• What you will do: Whenever a line below holds the word "Rhein", copy that line.

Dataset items
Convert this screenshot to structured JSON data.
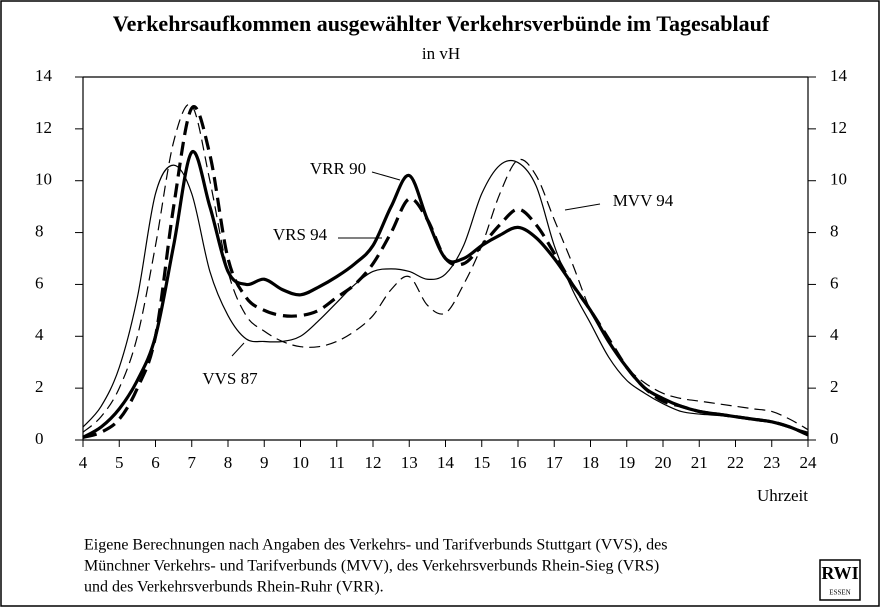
{
  "chart_data": {
    "type": "line",
    "title": "Verkehrsaufkommen ausgewählter Verkehrsverbünde im Tagesablauf",
    "subtitle": "in vH",
    "x_label": "Uhrzeit",
    "x": [
      4,
      4.5,
      5,
      5.5,
      6,
      6.5,
      7,
      7.5,
      8,
      8.5,
      9,
      9.5,
      10,
      10.5,
      11,
      11.5,
      12,
      12.5,
      13,
      13.5,
      14,
      14.5,
      15,
      15.5,
      16,
      16.5,
      17,
      17.5,
      18,
      18.5,
      19,
      19.5,
      20,
      20.5,
      21,
      21.5,
      22,
      22.5,
      23,
      23.5,
      24
    ],
    "series": [
      {
        "name": "VRR 90",
        "color": "#000000",
        "line_width": 3.2,
        "dashed": false,
        "values": [
          0.1,
          0.5,
          1.2,
          2.3,
          4.0,
          7.5,
          11.1,
          9.0,
          6.5,
          6.0,
          6.2,
          5.8,
          5.6,
          5.9,
          6.3,
          6.8,
          7.5,
          9.0,
          10.2,
          8.5,
          7.0,
          7.0,
          7.5,
          7.9,
          8.2,
          7.8,
          7.0,
          6.0,
          5.0,
          3.8,
          2.8,
          2.0,
          1.6,
          1.3,
          1.1,
          1.0,
          0.9,
          0.8,
          0.7,
          0.5,
          0.2
        ]
      },
      {
        "name": "VRS 94",
        "color": "#000000",
        "line_width": 3.2,
        "dashed": true,
        "values": [
          0.1,
          0.3,
          0.8,
          2.0,
          4.0,
          9.0,
          12.8,
          11.0,
          7.0,
          5.5,
          5.0,
          4.8,
          4.8,
          5.0,
          5.5,
          6.0,
          6.8,
          8.0,
          9.3,
          8.5,
          7.0,
          6.8,
          7.5,
          8.3,
          8.9,
          8.3,
          7.2,
          6.0,
          5.0,
          3.9,
          2.8,
          2.0,
          1.5,
          1.3,
          1.1,
          1.0,
          0.9,
          0.8,
          0.7,
          0.5,
          0.2
        ]
      },
      {
        "name": "VVS 87",
        "color": "#000000",
        "line_width": 1.2,
        "dashed": false,
        "values": [
          0.5,
          1.3,
          2.8,
          5.5,
          9.5,
          10.6,
          9.5,
          6.5,
          4.8,
          3.9,
          3.8,
          3.8,
          4.0,
          4.6,
          5.3,
          6.0,
          6.5,
          6.6,
          6.5,
          6.2,
          6.4,
          7.5,
          9.5,
          10.6,
          10.7,
          9.8,
          7.5,
          5.8,
          4.5,
          3.2,
          2.3,
          1.8,
          1.4,
          1.1,
          1.0,
          0.95,
          0.9,
          0.8,
          0.7,
          0.5,
          0.3
        ]
      },
      {
        "name": "MVV 94",
        "color": "#000000",
        "line_width": 1.2,
        "dashed": true,
        "values": [
          0.3,
          0.9,
          2.0,
          4.0,
          7.5,
          11.5,
          12.9,
          10.0,
          6.5,
          4.8,
          4.2,
          3.8,
          3.6,
          3.6,
          3.8,
          4.2,
          4.8,
          5.8,
          6.3,
          5.2,
          4.9,
          6.0,
          7.5,
          9.5,
          10.8,
          10.2,
          8.5,
          6.8,
          5.0,
          3.8,
          2.8,
          2.2,
          1.8,
          1.6,
          1.5,
          1.4,
          1.3,
          1.2,
          1.1,
          0.8,
          0.4
        ]
      }
    ],
    "xlim": [
      4,
      24
    ],
    "xticks": [
      4,
      5,
      6,
      7,
      8,
      9,
      10,
      11,
      12,
      13,
      14,
      15,
      16,
      17,
      18,
      19,
      20,
      21,
      22,
      23,
      24
    ],
    "ylim": [
      0,
      14
    ],
    "yticks": [
      0,
      2,
      4,
      6,
      8,
      10,
      12,
      14
    ],
    "y2lim": [
      0,
      14
    ],
    "y2ticks": [
      0,
      2,
      4,
      6,
      8,
      10,
      12,
      14
    ],
    "note": [
      "Eigene Berechnungen nach Angaben des Verkehrs- und Tarifverbunds Stuttgart (VVS), des",
      "Münchner Verkehrs- und Tarifverbunds (MVV), des Verkehrsverbunds Rhein-Sieg (VRS)",
      "und des Verkehrsverbunds Rhein-Ruhr (VRR)."
    ],
    "logo": {
      "text": "RWI",
      "sub": "ESSEN"
    }
  }
}
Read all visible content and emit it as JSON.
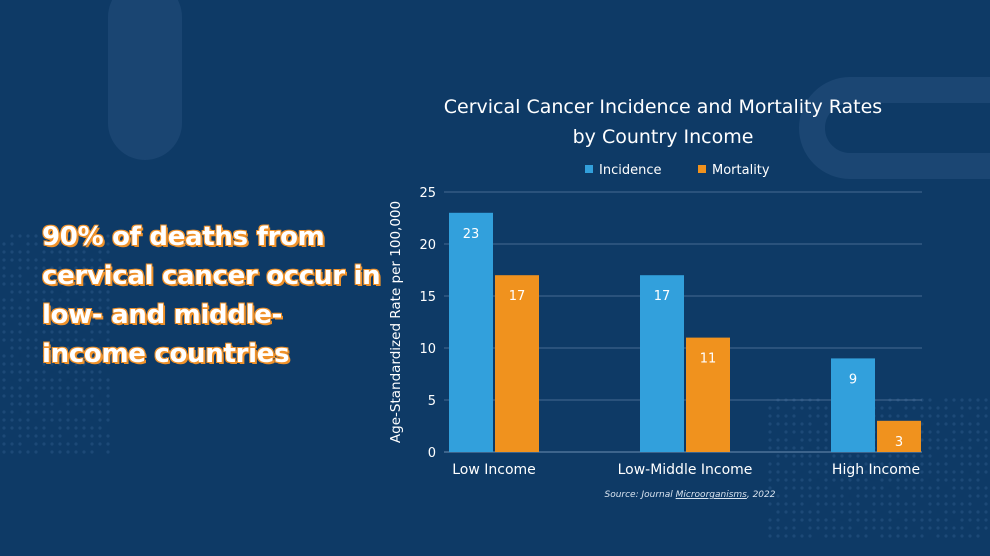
{
  "headline": "90% of deaths from cervical cancer occur in low- and middle-income countries",
  "colors": {
    "background": "#0e3a66",
    "incidence": "#32a0dc",
    "mortality": "#f0921e",
    "text": "#ffffff",
    "gridline": "#5a7da3"
  },
  "source": {
    "prefix": "Source: Journal ",
    "journal": "Microorganisms",
    "suffix": ", 2022"
  },
  "chart_data": {
    "type": "bar",
    "title": [
      "Cervical Cancer Incidence and Mortality Rates",
      "by Country Income"
    ],
    "ylabel": "Age-Standardized Rate per 100,000",
    "xlabel": "",
    "ylim": [
      0,
      25
    ],
    "yticks": [
      0,
      5,
      10,
      15,
      20,
      25
    ],
    "grid": true,
    "legend_position": "top-center",
    "categories": [
      "Low Income",
      "Low-Middle Income",
      "High Income"
    ],
    "series": [
      {
        "name": "Incidence",
        "values": [
          23,
          17,
          9
        ]
      },
      {
        "name": "Mortality",
        "values": [
          17,
          11,
          3
        ]
      }
    ],
    "data_labels": true
  }
}
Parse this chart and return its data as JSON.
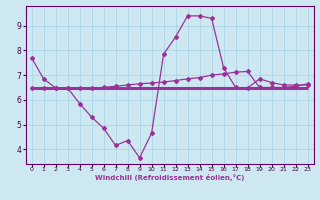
{
  "xlabel": "Windchill (Refroidissement éolien,°C)",
  "bg_color": "#cde8f0",
  "line_color": "#993399",
  "grid_color": "#b0d8e8",
  "ylim": [
    3.4,
    9.8
  ],
  "xlim": [
    -0.5,
    23.5
  ],
  "yticks": [
    4,
    5,
    6,
    7,
    8,
    9
  ],
  "xticks": [
    0,
    1,
    2,
    3,
    4,
    5,
    6,
    7,
    8,
    9,
    10,
    11,
    12,
    13,
    14,
    15,
    16,
    17,
    18,
    19,
    20,
    21,
    22,
    23
  ],
  "line1_x": [
    0,
    1,
    2,
    3,
    4,
    5,
    6,
    7,
    8,
    9,
    10,
    11,
    12,
    13,
    14,
    15,
    16,
    17,
    18,
    19,
    20,
    21,
    22,
    23
  ],
  "line1_y": [
    7.7,
    6.85,
    6.48,
    6.48,
    5.85,
    5.3,
    4.85,
    4.15,
    4.35,
    3.65,
    4.65,
    7.85,
    8.55,
    9.4,
    9.4,
    9.3,
    7.3,
    6.5,
    6.48,
    6.85,
    6.7,
    6.6,
    6.6,
    6.6
  ],
  "line2_x": [
    0,
    1,
    2,
    3,
    4,
    5,
    6,
    7,
    8,
    9,
    10,
    11,
    12,
    13,
    14,
    15,
    16,
    17,
    18,
    19,
    20,
    21,
    22,
    23
  ],
  "line2_y": [
    6.48,
    6.48,
    6.48,
    6.48,
    6.48,
    6.48,
    6.48,
    6.48,
    6.48,
    6.48,
    6.48,
    6.48,
    6.48,
    6.48,
    6.48,
    6.48,
    6.48,
    6.48,
    6.48,
    6.48,
    6.48,
    6.48,
    6.48,
    6.48
  ],
  "line3_x": [
    0,
    1,
    2,
    3,
    4,
    5,
    6,
    7,
    8,
    9,
    10,
    11,
    12,
    13,
    14,
    15,
    16,
    17,
    18,
    19,
    20,
    21,
    22,
    23
  ],
  "line3_y": [
    6.48,
    6.48,
    6.48,
    6.48,
    6.48,
    6.48,
    6.5,
    6.55,
    6.6,
    6.65,
    6.68,
    6.72,
    6.78,
    6.85,
    6.9,
    7.0,
    7.05,
    7.12,
    7.15,
    6.5,
    6.5,
    6.5,
    6.55,
    6.65
  ]
}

• Solution to this exercise:
      "Münchner Verkehrs- und Tarifverbunds (MVV), des Verkehrsverbunds Rhein-Sieg (VRS)",
      "und des Verkehrsverbunds Rhein-Ruhr (VRR)."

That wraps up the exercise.